### EXERCISE:
Copy every line of the data exactly, leaving nothing out.

— start SUPPLIED RECORDS —

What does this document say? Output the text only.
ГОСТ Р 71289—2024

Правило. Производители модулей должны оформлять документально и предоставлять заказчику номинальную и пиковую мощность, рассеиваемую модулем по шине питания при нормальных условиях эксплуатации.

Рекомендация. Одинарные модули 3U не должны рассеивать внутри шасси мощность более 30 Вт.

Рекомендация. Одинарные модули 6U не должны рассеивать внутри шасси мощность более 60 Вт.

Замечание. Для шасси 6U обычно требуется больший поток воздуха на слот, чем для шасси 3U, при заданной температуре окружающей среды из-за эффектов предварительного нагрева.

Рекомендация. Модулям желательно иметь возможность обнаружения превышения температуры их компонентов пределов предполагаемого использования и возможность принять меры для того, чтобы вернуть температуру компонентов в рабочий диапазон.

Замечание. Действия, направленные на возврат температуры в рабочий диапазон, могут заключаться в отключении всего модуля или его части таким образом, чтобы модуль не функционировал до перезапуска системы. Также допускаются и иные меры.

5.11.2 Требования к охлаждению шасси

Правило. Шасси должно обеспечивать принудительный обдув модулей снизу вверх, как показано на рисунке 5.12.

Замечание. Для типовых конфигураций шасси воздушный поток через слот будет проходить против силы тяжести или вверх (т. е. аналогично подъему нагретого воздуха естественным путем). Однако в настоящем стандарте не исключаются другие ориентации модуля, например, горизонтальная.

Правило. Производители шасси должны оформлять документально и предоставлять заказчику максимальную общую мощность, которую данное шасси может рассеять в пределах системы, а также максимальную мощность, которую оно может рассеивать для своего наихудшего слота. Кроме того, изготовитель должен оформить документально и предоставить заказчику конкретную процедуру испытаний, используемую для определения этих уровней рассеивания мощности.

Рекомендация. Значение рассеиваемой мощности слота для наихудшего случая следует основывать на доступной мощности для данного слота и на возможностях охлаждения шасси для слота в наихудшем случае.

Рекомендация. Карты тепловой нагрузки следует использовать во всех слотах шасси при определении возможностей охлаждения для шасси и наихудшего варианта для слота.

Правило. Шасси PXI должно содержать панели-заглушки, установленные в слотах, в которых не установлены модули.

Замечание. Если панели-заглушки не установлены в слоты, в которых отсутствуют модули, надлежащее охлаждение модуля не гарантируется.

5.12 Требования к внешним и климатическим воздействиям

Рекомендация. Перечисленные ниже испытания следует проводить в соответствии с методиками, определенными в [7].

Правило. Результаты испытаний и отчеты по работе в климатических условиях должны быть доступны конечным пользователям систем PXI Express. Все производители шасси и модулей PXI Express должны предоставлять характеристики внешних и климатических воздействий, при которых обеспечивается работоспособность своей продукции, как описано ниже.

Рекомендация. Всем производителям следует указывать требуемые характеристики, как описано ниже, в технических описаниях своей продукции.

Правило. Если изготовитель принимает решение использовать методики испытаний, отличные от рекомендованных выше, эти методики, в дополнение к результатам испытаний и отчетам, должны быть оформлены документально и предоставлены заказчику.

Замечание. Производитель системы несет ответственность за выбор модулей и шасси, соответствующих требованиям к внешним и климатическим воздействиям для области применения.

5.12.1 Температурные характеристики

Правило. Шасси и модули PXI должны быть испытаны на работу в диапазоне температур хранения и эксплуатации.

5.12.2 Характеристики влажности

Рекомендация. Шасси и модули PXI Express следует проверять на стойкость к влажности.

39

— end SUPPLIED RECORDS —

### TASK ANSWER:
What does this document say? Output the text only.
ГОСТ Р 71289—2024

Правило. Производители модулей должны оформлять документально и предоставлять заказчику номинальную и пиковую мощность, рассеиваемую модулем по шине питания при нормальных условиях эксплуатации.

Рекомендация. Одинарные модули 3U не должны рассеивать внутри шасси мощность более 30 Вт.

Рекомендация. Одинарные модули 6U не должны рассеивать внутри шасси мощность более 60 Вт.

Замечание. Для шасси 6U обычно требуется больший поток воздуха на слот, чем для шасси 3U, при заданной температуре окружающей среды из-за эффектов предварительного нагрева.

Рекомендация. Модулям желательно иметь возможность обнаружения превышения температуры их компонентов пределов предполагаемого использования и возможность принять меры для того, чтобы вернуть температуру компонентов в рабочий диапазон.

Замечание. Действия, направленные на возврат температуры в рабочий диапазон, могут заключаться в отключении всего модуля или его части таким образом, чтобы модуль не функционировал до перезапуска системы. Также допускаются и иные меры.

5.11.2 Требования к охлаждению шасси

Правило. Шасси должно обеспечивать принудительный обдув модулей снизу вверх, как показано на рисунке 5.12.

Замечание. Для типовых конфигураций шасси воздушный поток через слот будет проходить против силы тяжести или вверх (т. е. аналогично подъему нагретого воздуха естественным путем). Однако в настоящем стандарте не исключаются другие ориентации модуля, например, горизонтальная.

Правило. Производители шасси должны оформлять документально и предоставлять заказчику максимальную общую мощность, которую данное шасси может рассеять в пределах системы, а также максимальную мощность, которую оно может рассеивать для своего наихудшего слота. Кроме того, изготовитель должен оформить документально и предоставить заказчику конкретную процедуру испытаний, используемую для определения этих уровней рассеивания мощности.

Рекомендация. Значение рассеиваемой мощности слота для наихудшего случая следует основывать на доступной мощности для данного слота и на возможностях охлаждения шасси для слота в наихудшем случае.

Рекомендация. Карты тепловой нагрузки следует использовать во всех слотах шасси при определении возможностей охлаждения для шасси и наихудшего варианта для слота.

Правило. Шасси PXI должно содержать панели-заглушки, установленные в слотах, в которых не установлены модули.

Замечание. Если панели-заглушки не установлены в слоты, в которых отсутствуют модули, надлежащее охлаждение модуля не гарантируется.

5.12 Требования к внешним и климатическим воздействиям

Рекомендация. Перечисленные ниже испытания следует проводить в соответствии с методиками, определенными в [7].

Правило. Результаты испытаний и отчеты по работе в климатических условиях должны быть доступны конечным пользователям систем PXI Express. Все производители шасси и модулей PXI Express должны предоставлять характеристики внешних и климатических воздействий, при которых обеспечивается работоспособность своей продукции, как описано ниже.

Рекомендация. Всем производителям следует указывать требуемые характеристики, как описано ниже, в технических описаниях своей продукции.

Правило. Если изготовитель принимает решение использовать методики испытаний, отличные от рекомендованных выше, эти методики, в дополнение к результатам испытаний и отчетам, должны быть оформлены документально и предоставлены заказчику.

Замечание. Производитель системы несет ответственность за выбор модулей и шасси, соответствующих требованиям к внешним и климатическим воздействиям для области применения.

5.12.1 Температурные характеристики

Правило. Шасси и модули PXI должны быть испытаны на работу в диапазоне температур хранения и эксплуатации.

5.12.2 Характеристики влажности

Рекомендация. Шасси и модули PXI Express следует проверять на стойкость к влажности.

39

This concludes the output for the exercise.